Problem description:
Report how many lines in the listing below include the word "структуры". Write nothing besides the number.

Start

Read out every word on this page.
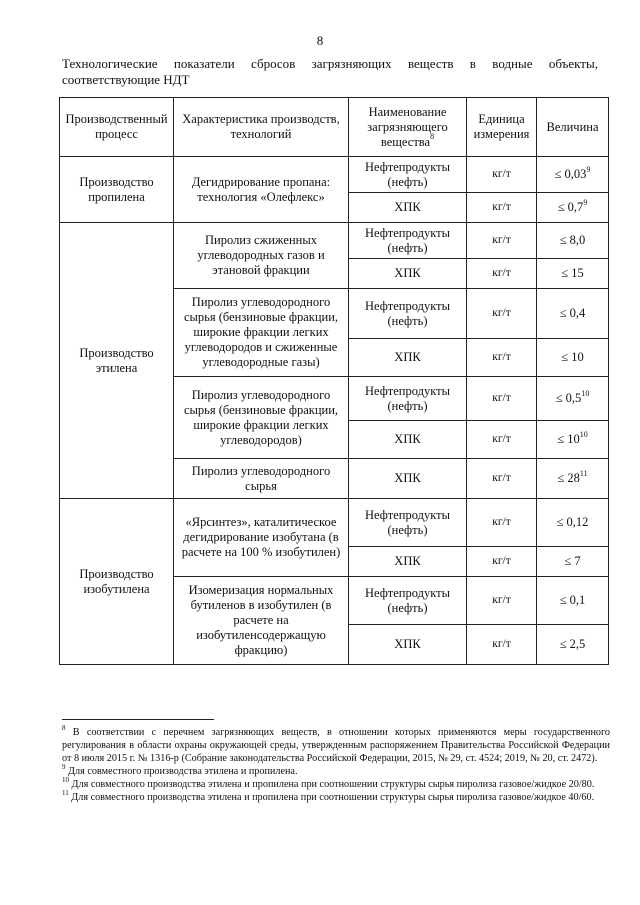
8
Технологические показатели сбросов загрязняющих веществ в водные объекты,
соответствующие НДТ
Производственный процесс	Характеристика производств, технологий	Наименование загрязняющего вещества$^8$	Единица измерения	Величина
Производство пропилена	Дегидрирование пропана: технология «Олефлекс»	Нефтепродукты (нефть)	кг/т	≤ $0,03^9$
		ХПК	кг/т	≤ $0,7^9$
Производство этилена	Пиролиз сжиженных углеводородных газов и этановой фракции	Нефтепродукты (нефть)	кг/т	≤ 8,0
		ХПК	кг/т	≤ 15
	Пиролиз углеводородного сырья (бензиновые фракции, широкие фракции легких углеводородов и сжиженные углеводородные газы)	Нефтепродукты (нефть)	кг/т	≤ 0,4
		ХПК	кг/т	≤ 10
	Пиролиз углеводородного сырья (бензиновые фракции, широкие фракции легких углеводородов)	Нефтепродукты (нефть)	кг/т	≤ $0,5^{10}$
		ХПК	кг/т	≤ $10^{10}$
	Пиролиз углеводородного сырья	ХПК	кг/т	≤ $28^{11}$
Производство изобутилена	«Ярсинтез», каталитическое дегидрирование изобутана (в расчете на 100 % изобутилен)	Нефтепродукты (нефть)	кг/т	≤ 0,12
		ХПК	кг/т	≤ 7
	Изомеризация нормальных бутиленов в изобутилен (в расчете на изобутиленсодержащую фракцию)	Нефтепродукты (нефть)	кг/т	≤ 0,1
		ХПК	кг/т	≤ 2,5

$^8$ В соответствии с перечнем загрязняющих веществ, в отношении которых применяются меры государственного регулирования в области охраны окружающей среды, утвержденным распоряжением Правительства Российской Федерации от 8 июля 2015 г. № 1316-р (Собрание законодательства Российской Федерации, 2015, № 29, ст. 4524; 2019, № 20, ст. 2472).

$^9$ Для совместного производства этилена и пропилена.

$^{10}$ Для совместного производства этилена и пропилена при соотношении структуры сырья пиролиза газовое/жидкое 20/80.

$^{11}$ Для совместного производства этилена и пропилена при соотношении структуры сырья пиролиза газовое/жидкое 40/60.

End

Problem solution:
2